[Supplied passage]:
After giving birth to four neglected children, three of whom were born with cocaine coursing through their bloodstream, a Rochester woman was issued an unprecedented court order:

            Stop having babies.

            Monroe County Family Court Judge Marilyn O'Connor issued the ruling as part of a series of steps the mother must take to reclaim custody of her children, all of whom are now in foster care.

            "Because of a pattern of neglectful behavior exhibited by respondent mother, this court is taking the unusual step of ordering respondent mother not to get pregnant again as a condition of the disposition plan," O'Connor ruled.

            The case that led to the ruling was the matter of Bobbijean P., a baby who was placed in protective custody just days after birth.

            The mother, called Stephanie P. in court documents, and the father of two of her children, Rodney E., must comply with a plan developed by the Monroe County Division of Social Services, as well as the extra provisions expounded by O'Connor.

            Rodney E. is also banned from impregnating any more women.

            In addition, O'Connor extends the couple an offer to be medically sterilized at the taxpayer's expense.

            The baby Bobbijean P. was born March 23, 2003, at Highland Hospital. Within days, she was placed in foster care. The matter is the fourth finding of neglect against Stephanie and the second against Rodney, both of whom have a history of substance abuse.

MusicFest 2004

Ten years running and we've still got a Rochester MusicFest. With a new marketing firm --- Lead Dog (NYC) --- leading the charge, the fest has been slimmed down to three rather impressive days.

            Headliners this year are Earth, Wind, and Fire (Mayor Bill Johnson's faves), Gerald LeVert, The Brothers Johnson, Carl Thomas, Impromp2 featuring Vesta, The Dazz Band, Calvin Richardson, and Rochester homegirl Tweet.

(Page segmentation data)
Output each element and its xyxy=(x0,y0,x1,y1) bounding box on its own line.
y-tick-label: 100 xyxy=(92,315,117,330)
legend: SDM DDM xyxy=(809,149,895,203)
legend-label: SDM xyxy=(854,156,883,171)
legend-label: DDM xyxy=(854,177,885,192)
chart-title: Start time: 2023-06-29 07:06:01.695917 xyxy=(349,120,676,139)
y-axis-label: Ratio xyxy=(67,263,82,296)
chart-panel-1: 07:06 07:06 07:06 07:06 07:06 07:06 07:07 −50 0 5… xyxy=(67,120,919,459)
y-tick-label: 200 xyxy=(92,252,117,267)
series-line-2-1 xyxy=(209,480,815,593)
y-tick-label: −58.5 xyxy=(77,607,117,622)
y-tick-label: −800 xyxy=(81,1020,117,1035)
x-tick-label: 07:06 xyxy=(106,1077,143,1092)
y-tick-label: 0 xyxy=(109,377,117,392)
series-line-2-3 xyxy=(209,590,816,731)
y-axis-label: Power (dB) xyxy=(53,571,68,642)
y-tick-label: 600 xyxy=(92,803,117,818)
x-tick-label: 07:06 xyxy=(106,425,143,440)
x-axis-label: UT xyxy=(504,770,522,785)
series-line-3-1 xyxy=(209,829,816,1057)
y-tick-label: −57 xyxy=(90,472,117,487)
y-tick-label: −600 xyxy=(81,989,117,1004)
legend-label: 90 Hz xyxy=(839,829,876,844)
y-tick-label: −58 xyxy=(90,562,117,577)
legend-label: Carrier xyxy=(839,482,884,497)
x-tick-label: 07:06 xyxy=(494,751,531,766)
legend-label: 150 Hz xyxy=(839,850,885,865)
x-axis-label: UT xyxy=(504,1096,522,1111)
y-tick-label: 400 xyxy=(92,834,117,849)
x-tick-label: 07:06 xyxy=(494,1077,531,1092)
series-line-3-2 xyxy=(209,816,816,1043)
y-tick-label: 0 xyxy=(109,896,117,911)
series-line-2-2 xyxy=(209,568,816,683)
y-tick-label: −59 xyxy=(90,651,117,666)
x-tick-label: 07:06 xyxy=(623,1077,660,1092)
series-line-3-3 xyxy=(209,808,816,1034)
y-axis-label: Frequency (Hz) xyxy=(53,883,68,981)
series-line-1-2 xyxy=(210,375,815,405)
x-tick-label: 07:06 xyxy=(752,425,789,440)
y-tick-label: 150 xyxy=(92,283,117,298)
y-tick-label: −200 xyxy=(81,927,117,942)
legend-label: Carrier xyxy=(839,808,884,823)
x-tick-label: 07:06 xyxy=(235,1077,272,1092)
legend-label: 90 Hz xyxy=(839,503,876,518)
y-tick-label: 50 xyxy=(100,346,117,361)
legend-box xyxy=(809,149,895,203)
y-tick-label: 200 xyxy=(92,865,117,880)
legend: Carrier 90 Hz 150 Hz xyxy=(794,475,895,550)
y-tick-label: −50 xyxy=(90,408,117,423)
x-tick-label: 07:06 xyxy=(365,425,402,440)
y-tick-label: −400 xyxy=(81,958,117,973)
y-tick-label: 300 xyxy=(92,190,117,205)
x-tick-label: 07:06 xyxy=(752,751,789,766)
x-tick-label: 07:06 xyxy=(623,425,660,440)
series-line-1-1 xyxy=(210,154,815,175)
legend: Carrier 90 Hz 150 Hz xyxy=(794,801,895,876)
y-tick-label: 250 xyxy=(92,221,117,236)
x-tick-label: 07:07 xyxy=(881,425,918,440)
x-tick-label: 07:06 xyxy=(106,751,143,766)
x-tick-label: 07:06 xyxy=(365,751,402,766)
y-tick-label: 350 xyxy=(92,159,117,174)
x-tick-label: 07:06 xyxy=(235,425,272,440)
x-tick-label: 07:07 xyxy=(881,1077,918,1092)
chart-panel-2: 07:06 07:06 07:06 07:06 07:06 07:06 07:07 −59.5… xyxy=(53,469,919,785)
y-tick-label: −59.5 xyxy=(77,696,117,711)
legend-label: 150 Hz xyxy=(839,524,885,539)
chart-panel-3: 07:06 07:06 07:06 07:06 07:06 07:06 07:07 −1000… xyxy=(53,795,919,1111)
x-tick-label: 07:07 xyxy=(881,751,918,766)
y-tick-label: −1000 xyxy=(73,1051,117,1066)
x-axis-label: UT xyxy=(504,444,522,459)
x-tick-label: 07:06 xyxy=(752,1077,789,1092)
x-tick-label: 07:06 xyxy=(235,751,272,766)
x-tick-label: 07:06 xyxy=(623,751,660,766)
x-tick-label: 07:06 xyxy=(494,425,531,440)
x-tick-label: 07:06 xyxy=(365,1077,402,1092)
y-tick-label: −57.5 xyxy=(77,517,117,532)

[What you need to do]: Could you condense the paragraph of the passage that begins "The baby Bobbijean P. was born" into a short list of its main facts?

[Solution]:
- Bobbijean P. was born March 23, 2003, at Highland Hospital.
- She was placed in foster care within days.
- The case is the fourth neglect finding against Stephanie and the second against Rodney.
- Both have a history of substance abuse.